— start DATA ENTRIES —

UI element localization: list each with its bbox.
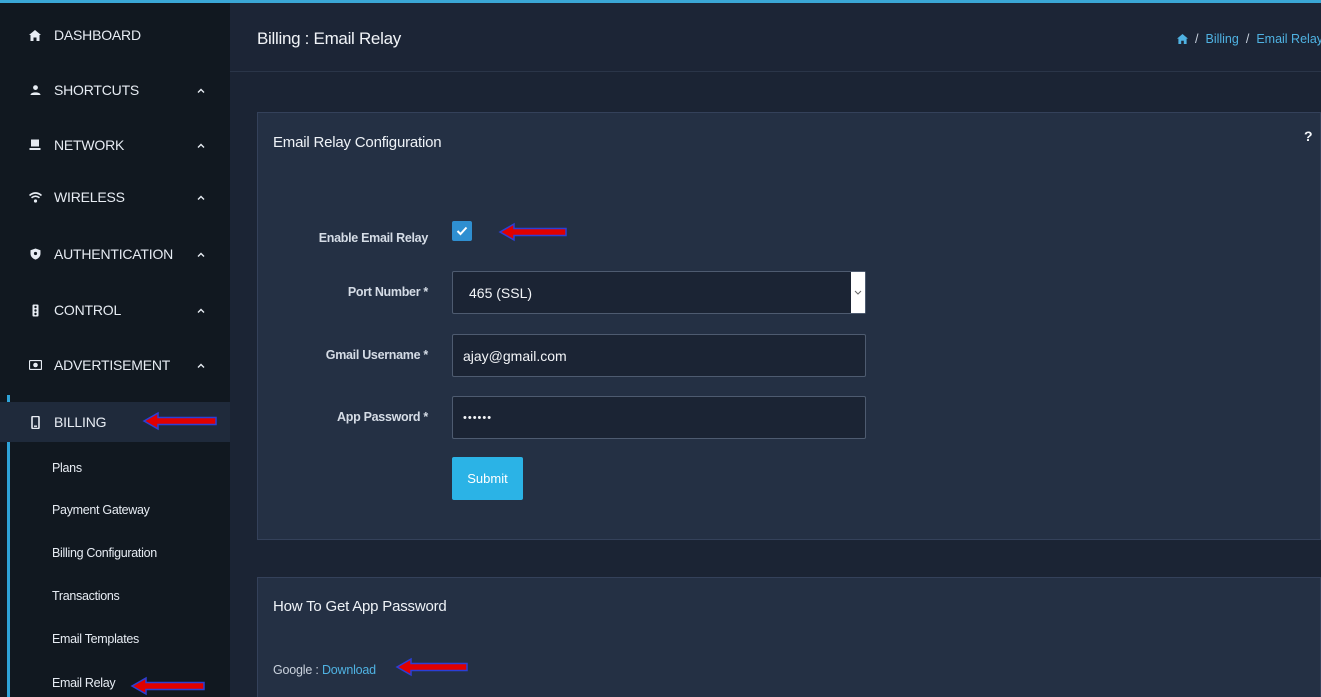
checkmark-icon [456, 226, 468, 236]
breadcrumb-billing[interactable]: Billing [1205, 32, 1238, 46]
camera-icon [28, 358, 42, 372]
chevron-down-icon [851, 272, 865, 313]
sidebar-item-label: NETWORK [54, 137, 125, 153]
red-arrow-annotation [130, 676, 205, 696]
sidebar-subitem-transactions[interactable]: Transactions [52, 586, 120, 606]
sidebar-item-label: CONTROL [54, 302, 122, 318]
mobile-icon [28, 415, 42, 429]
enable-email-relay-label: Enable Email Relay [318, 231, 429, 245]
red-arrow-annotation [498, 222, 567, 242]
traffic-light-icon [28, 303, 42, 317]
chevron-up-icon [196, 85, 206, 95]
google-download-line: Google : Download [273, 663, 376, 677]
sidebar-item-shortcuts[interactable]: SHORTCUTS [0, 70, 230, 110]
sidebar-item-wireless[interactable]: WIRELESS [0, 177, 230, 217]
chevron-up-icon [196, 360, 206, 370]
red-arrow-annotation [395, 657, 468, 677]
port-number-value: 465 (SSL) [469, 284, 533, 301]
app-password-help-panel: How To Get App Password Google : Downloa… [257, 577, 1321, 697]
email-relay-config-panel: Email Relay Configuration ? Enable Email… [257, 112, 1321, 540]
sidebar-subitem-plans[interactable]: Plans [52, 458, 82, 478]
panel-title: How To Get App Password [273, 598, 447, 615]
chevron-up-icon [196, 192, 206, 202]
sidebar-item-network[interactable]: NETWORK [0, 125, 230, 165]
chevron-up-icon [196, 249, 206, 259]
page-title: Billing : Email Relay [257, 29, 401, 48]
sidebar-item-label: WIRELESS [54, 189, 125, 205]
breadcrumb-separator: / [1245, 32, 1250, 46]
breadcrumb-email-relay[interactable]: Email Relay [1256, 32, 1321, 46]
help-icon[interactable]: ? [1304, 128, 1313, 144]
gmail-username-input[interactable] [452, 334, 866, 377]
sidebar-item-label: AUTHENTICATION [54, 246, 174, 262]
download-link[interactable]: Download [322, 663, 376, 677]
sidebar-subitem-email-templates[interactable]: Email Templates [52, 629, 139, 649]
monitor-icon [28, 138, 42, 152]
sidebar-item-advertisement[interactable]: ADVERTISEMENT [0, 345, 230, 385]
sidebar-item-label: SHORTCUTS [54, 82, 140, 98]
chevron-up-icon [196, 140, 206, 150]
sidebar-item-label: DASHBOARD [54, 27, 141, 43]
sidebar: DASHBOARD SHORTCUTS NETWORK WIRELESS AUT… [0, 3, 230, 697]
home-icon [28, 28, 42, 42]
app-password-label: App Password * [337, 410, 428, 424]
sidebar-item-dashboard[interactable]: DASHBOARD [0, 15, 230, 55]
port-number-label: Port Number * [347, 285, 428, 299]
user-icon [28, 83, 42, 97]
app-password-input[interactable] [452, 396, 866, 439]
sidebar-item-label: BILLING [54, 414, 107, 430]
chevron-up-icon [196, 305, 206, 315]
breadcrumb: / Billing / Email Relay [1177, 32, 1321, 46]
panel-title: Email Relay Configuration [273, 134, 442, 151]
gmail-username-label: Gmail Username * [325, 348, 429, 362]
sidebar-item-authentication[interactable]: AUTHENTICATION [0, 234, 230, 274]
wifi-icon [28, 190, 42, 204]
page-header: Billing : Email Relay / Billing / Email … [230, 3, 1321, 72]
home-icon[interactable] [1177, 34, 1188, 44]
google-label: Google : [273, 663, 322, 677]
shield-icon [28, 247, 42, 261]
port-number-select[interactable]: 465 (SSL) [452, 271, 866, 314]
breadcrumb-separator: / [1195, 32, 1199, 46]
enable-email-relay-checkbox[interactable] [452, 221, 472, 241]
submit-button[interactable]: Submit [452, 457, 523, 500]
red-arrow-annotation [142, 411, 217, 431]
sidebar-subitem-email-relay[interactable]: Email Relay [52, 673, 116, 693]
sidebar-subitem-billing-configuration[interactable]: Billing Configuration [52, 543, 157, 563]
sidebar-item-label: ADVERTISEMENT [54, 357, 171, 373]
sidebar-item-control[interactable]: CONTROL [0, 290, 230, 330]
sidebar-subitem-payment-gateway[interactable]: Payment Gateway [52, 500, 150, 520]
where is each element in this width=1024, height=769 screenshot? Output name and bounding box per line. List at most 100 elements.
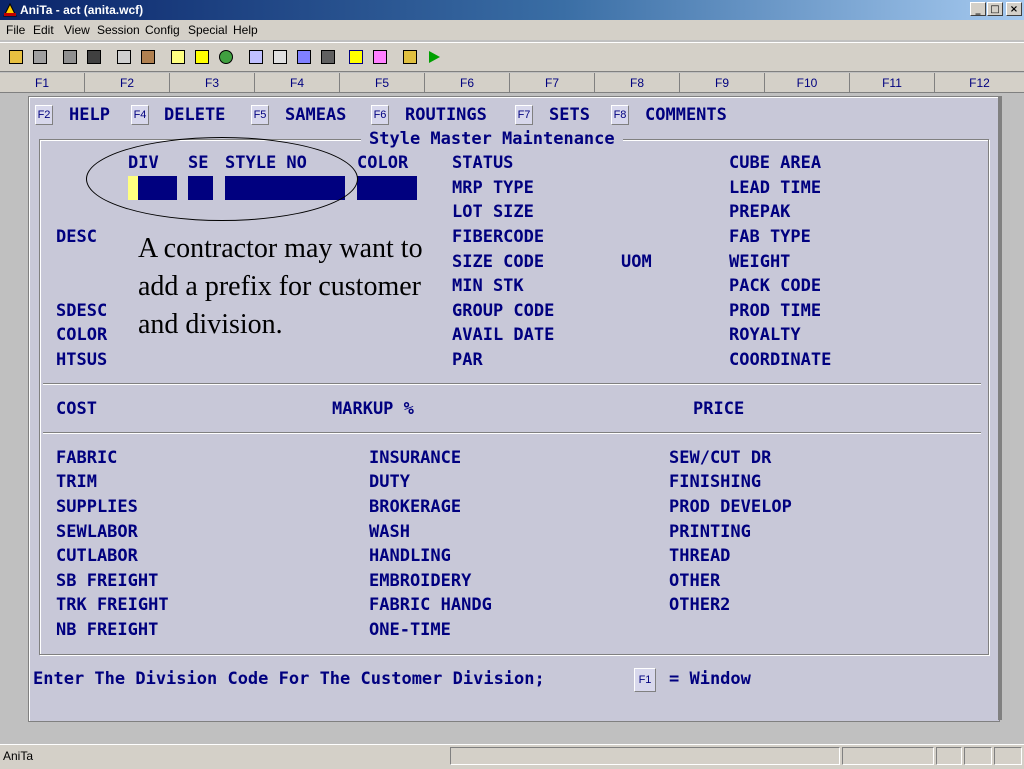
- label-duty: DUTY: [369, 472, 410, 492]
- prompt-suffix: = Window: [669, 669, 751, 689]
- menu-file[interactable]: File: [6, 23, 25, 37]
- label-finishing: FINISHING: [669, 472, 762, 492]
- dos-icon[interactable]: [370, 47, 390, 67]
- cmd-sameas[interactable]: SAMEAS: [285, 105, 346, 125]
- fkey-f12[interactable]: F12: [935, 73, 1024, 93]
- label-lead-time: LEAD TIME: [729, 178, 822, 198]
- color-input[interactable]: [357, 176, 417, 200]
- fkey-f10[interactable]: F10: [765, 73, 850, 93]
- label-fibercode: FIBERCODE: [452, 227, 545, 247]
- label-sewlabor: SEWLABOR: [56, 522, 138, 542]
- function-key-bar: F1 F2 F3 F4 F5 F6 F7 F8 F9 F10 F11 F12: [0, 73, 1024, 93]
- window-icon[interactable]: [168, 47, 188, 67]
- label-trk-freight: TRK FREIGHT: [56, 595, 169, 615]
- label-sb-freight: SB FREIGHT: [56, 571, 159, 591]
- fkey-f4[interactable]: F4: [255, 73, 340, 93]
- open-folder-icon[interactable]: [6, 47, 26, 67]
- menu-edit[interactable]: Edit: [33, 23, 54, 37]
- label-other2: OTHER2: [669, 595, 731, 615]
- cmd-sets[interactable]: SETS: [549, 105, 590, 125]
- menu-special[interactable]: Special: [188, 23, 227, 37]
- highlight-ellipse: [86, 137, 358, 221]
- label-prod-develop: PROD DEVELOP: [669, 497, 792, 517]
- label-cutlabor: CUTLABOR: [56, 546, 138, 566]
- fkey-f3[interactable]: F3: [170, 73, 255, 93]
- label-cube-area: CUBE AREA: [729, 153, 822, 173]
- fkey-f5[interactable]: F5: [340, 73, 425, 93]
- menu-bar: File Edit View Session Config Special He…: [0, 20, 1024, 40]
- toolbar: [0, 42, 1024, 72]
- label-weight: WEIGHT: [729, 252, 791, 272]
- label-htsus: HTSUS: [56, 350, 108, 370]
- cmd-key-f4[interactable]: F4: [131, 105, 149, 125]
- font-icon[interactable]: [294, 47, 314, 67]
- fkey-f6[interactable]: F6: [425, 73, 510, 93]
- fkey-f7[interactable]: F7: [510, 73, 595, 93]
- cmd-key-f5[interactable]: F5: [251, 105, 269, 125]
- cmd-key-f2[interactable]: F2: [35, 105, 53, 125]
- label-price: PRICE: [693, 399, 745, 419]
- cmd-routings[interactable]: ROUTINGS: [405, 105, 487, 125]
- computer-icon[interactable]: [246, 47, 266, 67]
- label-other: OTHER: [669, 571, 721, 591]
- form-title: Style Master Maintenance: [361, 129, 623, 149]
- label-printing: PRINTING: [669, 522, 751, 542]
- help-arrow-icon[interactable]: [346, 47, 366, 67]
- label-group-code: GROUP CODE: [452, 301, 555, 321]
- fkey-f1[interactable]: F1: [0, 73, 85, 93]
- save-icon[interactable]: [30, 47, 50, 67]
- status-cell-5: [994, 747, 1022, 765]
- fkey-f2[interactable]: F2: [85, 73, 170, 93]
- info-icon[interactable]: [192, 47, 212, 67]
- label-color-key: COLOR: [357, 153, 409, 173]
- play-icon[interactable]: [424, 47, 444, 67]
- prompt-text: Enter The Division Code For The Customer…: [33, 669, 545, 689]
- label-nb-freight: NB FREIGHT: [56, 620, 159, 640]
- label-prod-time: PROD TIME: [729, 301, 822, 321]
- fkey-f9[interactable]: F9: [680, 73, 765, 93]
- label-uom: UOM: [621, 252, 652, 272]
- fkey-f11[interactable]: F11: [850, 73, 935, 93]
- label-fabric: FABRIC: [56, 448, 118, 468]
- paste-icon[interactable]: [84, 47, 104, 67]
- label-thread: THREAD: [669, 546, 731, 566]
- keyboard-icon[interactable]: [318, 47, 338, 67]
- cmd-comments[interactable]: COMMENTS: [645, 105, 727, 125]
- menu-config[interactable]: Config: [145, 23, 180, 37]
- anita-app-icon[interactable]: [3, 3, 17, 17]
- calculator-icon[interactable]: [270, 47, 290, 67]
- cmd-help[interactable]: HELP: [69, 105, 110, 125]
- menu-session[interactable]: Session: [97, 23, 140, 37]
- prompt-key-f1[interactable]: F1: [634, 668, 656, 692]
- fkey-f8[interactable]: F8: [595, 73, 680, 93]
- screen-edge: [998, 96, 1002, 720]
- label-royalty: ROYALTY: [729, 325, 801, 345]
- minimize-button[interactable]: _: [970, 2, 986, 16]
- cmd-key-f8[interactable]: F8: [611, 105, 629, 125]
- label-min-stk: MIN STK: [452, 276, 524, 296]
- refresh-icon[interactable]: [216, 47, 236, 67]
- database-icon[interactable]: [400, 47, 420, 67]
- menu-view[interactable]: View: [64, 23, 90, 37]
- copy-icon[interactable]: [60, 47, 80, 67]
- status-cell-1: [450, 747, 840, 765]
- menu-help[interactable]: Help: [233, 23, 258, 37]
- label-sdesc: SDESC: [56, 301, 108, 321]
- label-fab-type: FAB TYPE: [729, 227, 811, 247]
- label-insurance: INSURANCE: [369, 448, 462, 468]
- cmd-key-f6[interactable]: F6: [371, 105, 389, 125]
- label-supplies: SUPPLIES: [56, 497, 138, 517]
- label-fabric-handg: FABRIC HANDG: [369, 595, 492, 615]
- print-preview-icon[interactable]: [138, 47, 158, 67]
- restore-button[interactable]: □: [987, 2, 1003, 16]
- label-one-time: ONE-TIME: [369, 620, 451, 640]
- close-button[interactable]: ×: [1006, 2, 1022, 16]
- label-embroidery: EMBROIDERY: [369, 571, 472, 591]
- label-par: PAR: [452, 350, 483, 370]
- label-lot-size: LOT SIZE: [452, 202, 534, 222]
- print-icon[interactable]: [114, 47, 134, 67]
- cmd-delete[interactable]: DELETE: [164, 105, 225, 125]
- label-handling: HANDLING: [369, 546, 451, 566]
- cmd-key-f7[interactable]: F7: [515, 105, 533, 125]
- label-wash: WASH: [369, 522, 410, 542]
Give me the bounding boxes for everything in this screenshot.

— end DATA ENTRIES —

WHAT THE EXERCISE ASKS
How many lines in the listing contain the string "NETWORK"? Treat uppercase and lowercase as different, and give only the number.

SOLUTION TO THIS TASK
3